→ **Given request a**
Write out the rows from their first line through the line containing "text-line: In the CAMVAP", both ends included, reproducing each line unchanged.

→ **Article**

Data extraction

This section explains how to write the specification for extracting data from a document. We’ll scrape the following HTML content for the movie “The Shining” in our examples:

<html>
    <head>
        <meta charset="utf-8"/>
        <title>The Shining</title>
    </head>
    <body>
        <h1>The Shining (<span class="year">1980</span>)</h1>
        <ul class="genres">
            <li>Horror</li>
            <li>Drama</li>
        </ul>
        <div class="director">
            <h3>Director:</h3>
            <p><a href="/people/1">Stanley Kubrick</a></p>
        </div>
        <table class="cast">
            <tr>
                <td><a href="/people/2">Jack Nicholson</a></td>
                <td>Jack Torrance</td>
            </tr>
            <tr>
                <td><a href="/people/3">Shelley Duvall</a></td>
                <td>Wendy Torrance</td>
            </tr>
        </table>
        <div class="info">
            <h3>Runtime:</h3>
            <p>144 minutes</p>
        </div>
        <div class="info">
            <h3>Language:</h3>
            <p>English</p>
        </div>
        <div class="review">
            <em>Fantastic</em> movie.
            Definitely recommended.
        </div>
    </body>
</html>

Instead of the scrape_document function that reads the content and the specification from files, we’ll use the scrape function that works directly on the content and the specification map:

>>> from piculet import scrape

Assuming the HTML document above is saved as shining.html, let’s get its content:

>>> with open("shining.html") as f:
...     document = f.read()

The scrape function assumes that the document is in XML format. So if any conversion is needed, it has to be done before calling this function. [1] After building the DOM tree, the function will apply the extraction rules to the root element of the tree, and return a mapping where each item is generated by one of the rules.

Note

Piculet uses the ElementTree module for building and querying XML trees. However, it will make use of the lxml package if it’s installed. The scrape function takes an optional lxml_html parameter which will use the HTML builder from the lxml package, thereby building the tree without converting HTML into XML first.

The specification mapping contains two keys: the pre key is for specifying the preprocessing operations (these will be covered in the next section), and the items key is for specifying the rules that describe how to extract the data:

spec = {"pre": [...], "items": [...]}

The items list contains item mappings, where each item has a key and a value description. The key specifies the key for the item in the output mapping and the value specifies how to extract the data to set as the value for that item. Typically, a value specifier consists of a path query and a reducing function. The query is applied to the root and a list of strings is obtained. Then, the reducing function converts this list into a single string. [2]

For example, to get the title of the movie from the example document, we can write:

>>> spec = {
...     "items": [
...         {
...             "key": "title",
...             "value": {
...                 "path": "//title/text()",
...                 "reduce": "first"

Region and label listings
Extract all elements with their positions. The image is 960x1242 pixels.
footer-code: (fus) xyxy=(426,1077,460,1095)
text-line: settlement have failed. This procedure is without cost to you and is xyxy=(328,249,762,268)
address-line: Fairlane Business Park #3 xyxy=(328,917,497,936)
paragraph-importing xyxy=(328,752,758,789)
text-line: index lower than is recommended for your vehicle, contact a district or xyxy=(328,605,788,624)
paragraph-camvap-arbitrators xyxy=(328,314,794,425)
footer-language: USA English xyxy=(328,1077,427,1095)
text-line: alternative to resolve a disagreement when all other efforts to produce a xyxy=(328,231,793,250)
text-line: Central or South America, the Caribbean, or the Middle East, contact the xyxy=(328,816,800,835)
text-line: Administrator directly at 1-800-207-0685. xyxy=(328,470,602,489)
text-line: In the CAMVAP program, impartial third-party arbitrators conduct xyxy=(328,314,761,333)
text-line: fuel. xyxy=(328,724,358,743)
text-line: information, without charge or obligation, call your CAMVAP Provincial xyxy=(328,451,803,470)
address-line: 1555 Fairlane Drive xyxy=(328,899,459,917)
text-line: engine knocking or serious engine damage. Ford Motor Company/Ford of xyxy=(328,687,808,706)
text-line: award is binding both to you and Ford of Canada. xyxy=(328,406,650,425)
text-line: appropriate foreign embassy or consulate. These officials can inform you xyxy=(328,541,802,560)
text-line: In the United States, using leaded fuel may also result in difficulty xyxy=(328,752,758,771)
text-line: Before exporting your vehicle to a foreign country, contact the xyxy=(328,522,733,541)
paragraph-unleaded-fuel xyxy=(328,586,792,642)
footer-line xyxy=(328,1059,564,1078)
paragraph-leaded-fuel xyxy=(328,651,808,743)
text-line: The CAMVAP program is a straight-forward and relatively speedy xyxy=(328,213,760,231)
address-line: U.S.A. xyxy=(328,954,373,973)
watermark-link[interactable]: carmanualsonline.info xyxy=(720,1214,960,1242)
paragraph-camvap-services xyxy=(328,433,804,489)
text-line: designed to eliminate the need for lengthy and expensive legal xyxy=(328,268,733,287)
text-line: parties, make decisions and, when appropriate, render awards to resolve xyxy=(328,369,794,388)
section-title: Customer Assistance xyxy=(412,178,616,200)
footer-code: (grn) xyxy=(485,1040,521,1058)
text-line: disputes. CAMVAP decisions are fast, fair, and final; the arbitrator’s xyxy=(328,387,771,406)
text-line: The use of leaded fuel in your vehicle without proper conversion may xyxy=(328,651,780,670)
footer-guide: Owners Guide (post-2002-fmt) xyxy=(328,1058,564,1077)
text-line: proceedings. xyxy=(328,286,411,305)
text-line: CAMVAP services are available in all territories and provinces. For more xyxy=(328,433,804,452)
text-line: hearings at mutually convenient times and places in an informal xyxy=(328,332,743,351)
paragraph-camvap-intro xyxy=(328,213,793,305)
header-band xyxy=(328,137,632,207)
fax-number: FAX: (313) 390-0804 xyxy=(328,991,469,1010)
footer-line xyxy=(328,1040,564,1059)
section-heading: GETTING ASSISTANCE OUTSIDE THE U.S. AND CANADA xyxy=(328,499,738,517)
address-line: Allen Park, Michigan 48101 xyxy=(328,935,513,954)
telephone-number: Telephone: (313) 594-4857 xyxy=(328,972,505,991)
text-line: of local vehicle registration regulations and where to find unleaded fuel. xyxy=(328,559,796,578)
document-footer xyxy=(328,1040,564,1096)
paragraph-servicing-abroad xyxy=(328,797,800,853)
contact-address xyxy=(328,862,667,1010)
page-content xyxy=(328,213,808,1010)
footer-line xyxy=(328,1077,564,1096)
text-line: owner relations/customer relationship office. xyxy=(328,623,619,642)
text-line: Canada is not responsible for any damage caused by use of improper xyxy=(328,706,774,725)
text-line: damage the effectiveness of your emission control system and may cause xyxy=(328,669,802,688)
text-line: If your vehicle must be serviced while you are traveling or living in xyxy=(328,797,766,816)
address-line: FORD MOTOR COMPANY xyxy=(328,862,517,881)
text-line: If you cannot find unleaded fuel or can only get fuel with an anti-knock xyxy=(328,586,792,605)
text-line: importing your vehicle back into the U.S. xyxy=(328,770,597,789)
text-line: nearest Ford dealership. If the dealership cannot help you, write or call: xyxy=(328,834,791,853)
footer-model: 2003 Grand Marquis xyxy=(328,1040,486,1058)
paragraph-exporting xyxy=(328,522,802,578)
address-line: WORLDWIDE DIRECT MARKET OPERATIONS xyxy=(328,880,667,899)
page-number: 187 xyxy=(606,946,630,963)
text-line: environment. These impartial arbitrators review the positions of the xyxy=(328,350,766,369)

→ **Given request b**
In the data extraction text, which module does Piculet use to build and query XML trees?

→ **Worked solution a**
Extract all elements with their positions. The image is 960x1242 pixels.
footer-code: (fus) xyxy=(426,1077,460,1095)
text-line: settlement have failed. This procedure is without cost to you and is xyxy=(328,249,762,268)
address-line: Fairlane Business Park #3 xyxy=(328,917,497,936)
paragraph-importing xyxy=(328,752,758,789)
text-line: index lower than is recommended for your vehicle, contact a district or xyxy=(328,605,788,624)
paragraph-camvap-arbitrators xyxy=(328,314,794,425)
footer-language: USA English xyxy=(328,1077,427,1095)
text-line: alternative to resolve a disagreement when all other efforts to produce a xyxy=(328,231,793,250)
text-line: Central or South America, the Caribbean, or the Middle East, contact the xyxy=(328,816,800,835)
text-line: Administrator directly at 1-800-207-0685. xyxy=(328,470,602,489)
text-line: In the CAMVAP program, impartial third-party arbitrators conduct xyxy=(328,314,761,333)

→ **Worked solution b**
The ElementTree module.